- [WHAT IS BEING ASKED]
Without including any images, reproduce each entry exactly.

___

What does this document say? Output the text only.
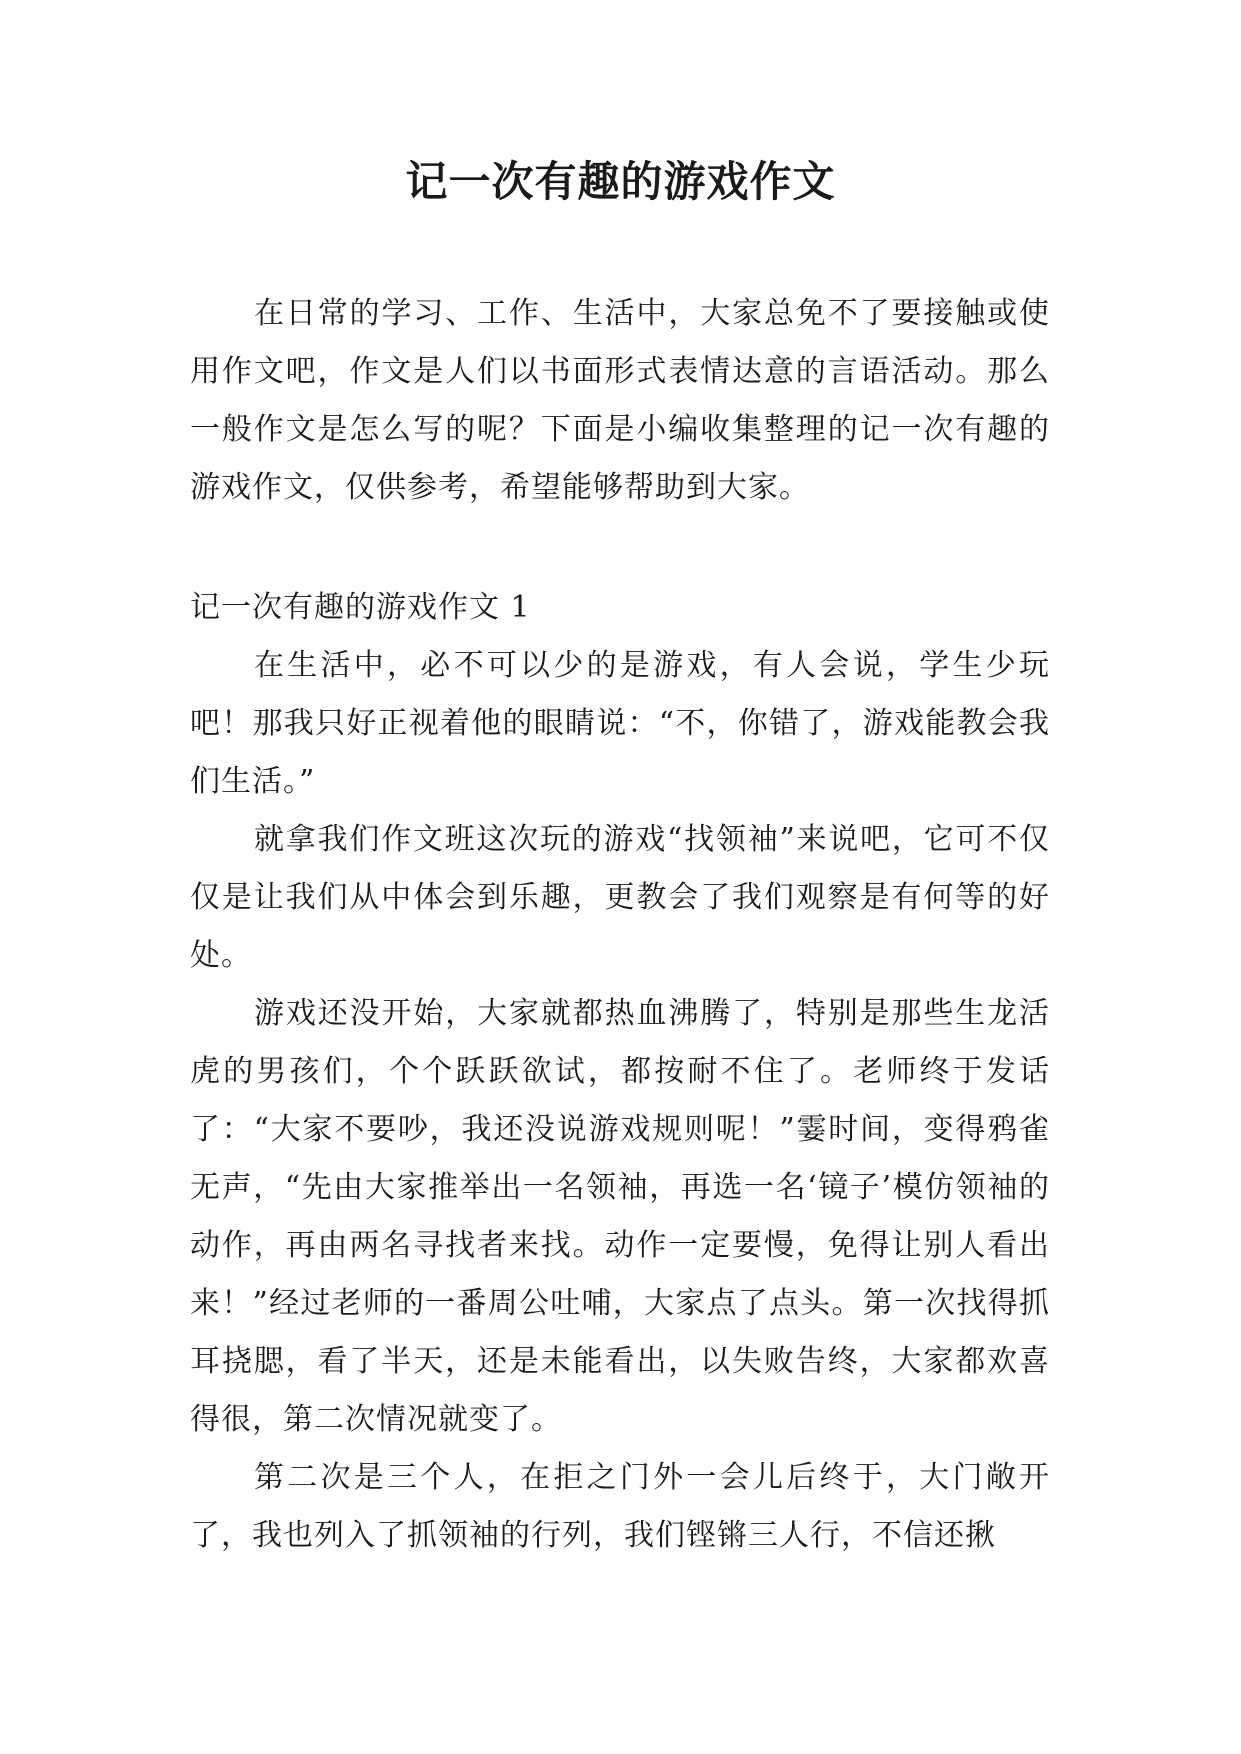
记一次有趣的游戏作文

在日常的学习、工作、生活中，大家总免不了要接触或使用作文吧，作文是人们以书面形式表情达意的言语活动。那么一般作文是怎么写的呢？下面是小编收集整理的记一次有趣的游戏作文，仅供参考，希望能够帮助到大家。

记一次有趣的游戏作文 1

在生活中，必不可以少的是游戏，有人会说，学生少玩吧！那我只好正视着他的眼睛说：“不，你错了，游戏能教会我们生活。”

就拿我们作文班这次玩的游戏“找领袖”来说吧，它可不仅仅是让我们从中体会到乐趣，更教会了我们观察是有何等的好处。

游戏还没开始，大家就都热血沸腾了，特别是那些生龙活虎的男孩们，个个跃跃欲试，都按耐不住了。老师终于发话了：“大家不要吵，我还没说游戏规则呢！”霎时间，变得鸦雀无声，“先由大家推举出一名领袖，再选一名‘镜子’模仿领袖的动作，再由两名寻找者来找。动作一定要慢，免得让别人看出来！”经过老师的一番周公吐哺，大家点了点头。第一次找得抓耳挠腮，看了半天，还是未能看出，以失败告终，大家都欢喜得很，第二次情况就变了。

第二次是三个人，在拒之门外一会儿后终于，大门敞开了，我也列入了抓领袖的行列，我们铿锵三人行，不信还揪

___

- [SOLUTION]
What does this document say? Output the text only.
记一次有趣的游戏作文

在日常的学习、工作、生活中，大家总免不了要接触或使用作文吧，作文是人们以书面形式表情达意的言语活动。那么一般作文是怎么写的呢？下面是小编收集整理的记一次有趣的游戏作文，仅供参考，希望能够帮助到大家。

记一次有趣的游戏作文 1

在生活中，必不可以少的是游戏，有人会说，学生少玩吧！那我只好正视着他的眼睛说：“不，你错了，游戏能教会我们生活。”

就拿我们作文班这次玩的游戏“找领袖”来说吧，它可不仅仅是让我们从中体会到乐趣，更教会了我们观察是有何等的好处。

游戏还没开始，大家就都热血沸腾了，特别是那些生龙活虎的男孩们，个个跃跃欲试，都按耐不住了。老师终于发话了：“大家不要吵，我还没说游戏规则呢！”霎时间，变得鸦雀无声，“先由大家推举出一名领袖，再选一名‘镜子’模仿领袖的动作，再由两名寻找者来找。动作一定要慢，免得让别人看出来！”经过老师的一番周公吐哺，大家点了点头。第一次找得抓耳挠腮，看了半天，还是未能看出，以失败告终，大家都欢喜得很，第二次情况就变了。

第二次是三个人，在拒之门外一会儿后终于，大门敞开了，我也列入了抓领袖的行列，我们铿锵三人行，不信还揪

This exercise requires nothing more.